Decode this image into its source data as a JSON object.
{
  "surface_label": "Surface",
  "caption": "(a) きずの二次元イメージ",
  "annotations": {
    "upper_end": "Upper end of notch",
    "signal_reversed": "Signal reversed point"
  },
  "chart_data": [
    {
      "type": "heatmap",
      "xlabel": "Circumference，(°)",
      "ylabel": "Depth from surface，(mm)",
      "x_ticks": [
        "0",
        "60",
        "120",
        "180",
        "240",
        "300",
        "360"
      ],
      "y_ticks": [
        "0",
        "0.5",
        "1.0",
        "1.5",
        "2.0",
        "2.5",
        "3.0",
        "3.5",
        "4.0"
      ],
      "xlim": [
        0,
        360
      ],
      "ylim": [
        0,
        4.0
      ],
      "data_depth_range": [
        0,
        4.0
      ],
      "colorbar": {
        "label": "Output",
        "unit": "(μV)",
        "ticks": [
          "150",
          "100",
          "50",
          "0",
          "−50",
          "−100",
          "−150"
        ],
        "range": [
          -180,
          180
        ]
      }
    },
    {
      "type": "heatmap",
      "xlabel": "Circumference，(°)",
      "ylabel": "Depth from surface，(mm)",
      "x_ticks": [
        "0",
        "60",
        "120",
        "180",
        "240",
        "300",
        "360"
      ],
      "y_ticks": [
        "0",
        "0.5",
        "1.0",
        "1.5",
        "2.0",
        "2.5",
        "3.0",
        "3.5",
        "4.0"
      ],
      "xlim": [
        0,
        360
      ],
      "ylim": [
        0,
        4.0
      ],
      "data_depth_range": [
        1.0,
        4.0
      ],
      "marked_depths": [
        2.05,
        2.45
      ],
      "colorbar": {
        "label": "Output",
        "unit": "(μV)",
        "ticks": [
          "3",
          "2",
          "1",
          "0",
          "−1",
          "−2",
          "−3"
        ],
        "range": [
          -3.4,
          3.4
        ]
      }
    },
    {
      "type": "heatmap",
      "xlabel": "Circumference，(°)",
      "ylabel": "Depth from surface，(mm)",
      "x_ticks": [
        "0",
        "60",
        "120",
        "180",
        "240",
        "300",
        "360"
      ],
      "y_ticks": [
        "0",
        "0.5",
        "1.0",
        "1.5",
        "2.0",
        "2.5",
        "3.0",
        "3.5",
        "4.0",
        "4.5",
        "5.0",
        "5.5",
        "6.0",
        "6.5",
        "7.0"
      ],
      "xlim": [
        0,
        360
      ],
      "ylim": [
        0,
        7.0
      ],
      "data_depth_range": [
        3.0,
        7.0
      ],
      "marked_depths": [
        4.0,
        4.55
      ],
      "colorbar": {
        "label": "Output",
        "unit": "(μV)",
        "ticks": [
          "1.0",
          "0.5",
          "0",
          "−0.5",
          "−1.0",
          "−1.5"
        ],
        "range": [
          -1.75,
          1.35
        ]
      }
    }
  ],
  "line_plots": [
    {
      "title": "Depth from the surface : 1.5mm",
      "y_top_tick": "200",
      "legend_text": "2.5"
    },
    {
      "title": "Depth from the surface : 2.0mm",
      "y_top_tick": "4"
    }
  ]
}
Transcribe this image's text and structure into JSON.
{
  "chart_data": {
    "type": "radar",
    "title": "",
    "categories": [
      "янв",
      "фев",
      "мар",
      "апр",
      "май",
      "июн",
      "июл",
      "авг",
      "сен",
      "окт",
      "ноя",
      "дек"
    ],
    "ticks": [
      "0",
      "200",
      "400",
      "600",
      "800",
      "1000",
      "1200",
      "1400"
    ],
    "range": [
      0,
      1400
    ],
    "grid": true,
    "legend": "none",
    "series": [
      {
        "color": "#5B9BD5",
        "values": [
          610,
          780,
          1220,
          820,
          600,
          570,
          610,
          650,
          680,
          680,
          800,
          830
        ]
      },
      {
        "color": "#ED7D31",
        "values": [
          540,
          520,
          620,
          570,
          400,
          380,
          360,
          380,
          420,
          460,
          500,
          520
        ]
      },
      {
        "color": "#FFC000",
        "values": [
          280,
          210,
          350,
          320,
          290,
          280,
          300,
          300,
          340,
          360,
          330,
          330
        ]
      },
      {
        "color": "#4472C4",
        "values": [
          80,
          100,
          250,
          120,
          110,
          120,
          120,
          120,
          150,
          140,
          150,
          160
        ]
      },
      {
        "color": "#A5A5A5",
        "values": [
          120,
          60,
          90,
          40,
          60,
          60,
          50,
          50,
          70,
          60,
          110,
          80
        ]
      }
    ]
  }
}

################

Can you reproduce all the material exactly?

* _Exercise result_:
Decode this image into its source data as a JSON object.
{
  "surface_label": "Surface",
  "caption": "(a) きずの二次元イメージ",
  "annotations": {
    "upper_end": "Upper end of notch",
    "signal_reversed": "Signal reversed point"
  },
  "chart_data": [
    {
      "type": "heatmap",
      "xlabel": "Circumference，(°)",
      "ylabel": "Depth from surface，(mm)",
      "x_ticks": [
        "0",
        "60",
        "120",
        "180",
        "240",
        "300",
        "360"
      ],
      "y_ticks": [
        "0",
        "0.5",
        "1.0",
        "1.5",
        "2.0",
        "2.5",
        "3.0",
        "3.5",
        "4.0"
      ],
      "xlim": [
        0,
        360
      ],
      "ylim": [
        0,
        4.0
      ],
      "data_depth_range": [
        0,
        4.0
      ],
      "colorbar": {
        "label": "Output",
        "unit": "(μV)",
        "ticks": [
          "150",
          "100",
          "50",
          "0",
          "−50",
          "−100",
          "−150"
        ],
        "range": [
          -180,
          180
        ]
      }
    },
    {
      "type": "heatmap",
      "xlabel": "Circumference，(°)",
      "ylabel": "Depth from surface，(mm)",
      "x_ticks": [
        "0",
        "60",
        "120",
        "180",
        "240",
        "300",
        "360"
      ],
      "y_ticks": [
        "0",
        "0.5",
        "1.0",
        "1.5",
        "2.0",
        "2.5",
        "3.0",
        "3.5",
        "4.0"
      ],
      "xlim": [
        0,
        360
      ],
      "ylim": [
        0,
        4.0
      ],
      "data_depth_range": [
        1.0,
        4.0
      ],
      "marked_depths": [
        2.05,
        2.45
      ],
      "colorbar": {
        "label": "Output",
        "unit": "(μV)",
        "ticks": [
          "3",
          "2",
          "1",
          "0",
          "−1",
          "−2",
          "−3"
        ],
        "range": [
          -3.4,
          3.4
        ]
      }
    },
    {
      "type": "heatmap",
      "xlabel": "Circumference，(°)",
      "ylabel": "Depth from surface，(mm)",
      "x_ticks": [
        "0",
        "60",
        "120",
        "180",
        "240",
        "300",
        "360"
      ],
      "y_ticks": [
        "0",
        "0.5",
        "1.0",
        "1.5",
        "2.0",
        "2.5",
        "3.0",
        "3.5",
        "4.0",
        "4.5",
        "5.0",
        "5.5",
        "6.0",
        "6.5",
        "7.0"
      ],
      "xlim": [
        0,
        360
      ],
      "ylim": [
        0,
        7.0
      ],
      "data_depth_range": [
        3.0,
        7.0
      ],
      "marked_depths": [
        4.0,
        4.55
      ],
      "colorbar": {
        "label": "Output",
        "unit": "(μV)",
        "ticks": [
          "1.0",
          "0.5",
          "0",
          "−0.5",
          "−1.0",
          "−1.5"
        ],
        "range": [
          -1.75,
          1.35
        ]
      }
    }
  ],
  "line_plots": [
    {
      "title": "Depth from the surface : 1.5mm",
      "y_top_tick": "200",
      "legend_text": "2.5"
    },
    {
      "title": "Depth from the surface : 2.0mm",
      "y_top_tick": "4"
    }
  ]
}
Transcribe this image's text and structure into JSON.
{
  "chart_data": {
    "type": "radar",
    "title": "",
    "categories": [
      "янв",
      "фев",
      "мар",
      "апр",
      "май",
      "июн",
      "июл",
      "авг",
      "сен",
      "окт",
      "ноя",
      "дек"
    ],
    "ticks": [
      "0",
      "200",
      "400",
      "600",
      "800",
      "1000",
      "1200",
      "1400"
    ],
    "range": [
      0,
      1400
    ],
    "grid": true,
    "legend": "none",
    "series": [
      {
        "color": "#5B9BD5",
        "values": [
          610,
          780,
          1220,
          820,
          600,
          570,
          610,
          650,
          680,
          680,
          800,
          830
        ]
      },
      {
        "color": "#ED7D31",
        "values": [
          540,
          520,
          620,
          570,
          400,
          380,
          360,
          380,
          420,
          460,
          500,
          520
        ]
      },
      {
        "color": "#FFC000",
        "values": [
          280,
          210,
          350,
          320,
          290,
          280,
          300,
          300,
          340,
          360,
          330,
          330
        ]
      },
      {
        "color": "#4472C4",
        "values": [
          80,
          100,
          250,
          120,
          110,
          120,
          120,
          120,
          150,
          140,
          150,
          160
        ]
      },
      {
        "color": "#A5A5A5",
        "values": [
          120,
          60,
          90,
          40,
          60,
          60,
          50,
          50,
          70,
          60,
          110,
          80
        ]
      }
    ]
  }
}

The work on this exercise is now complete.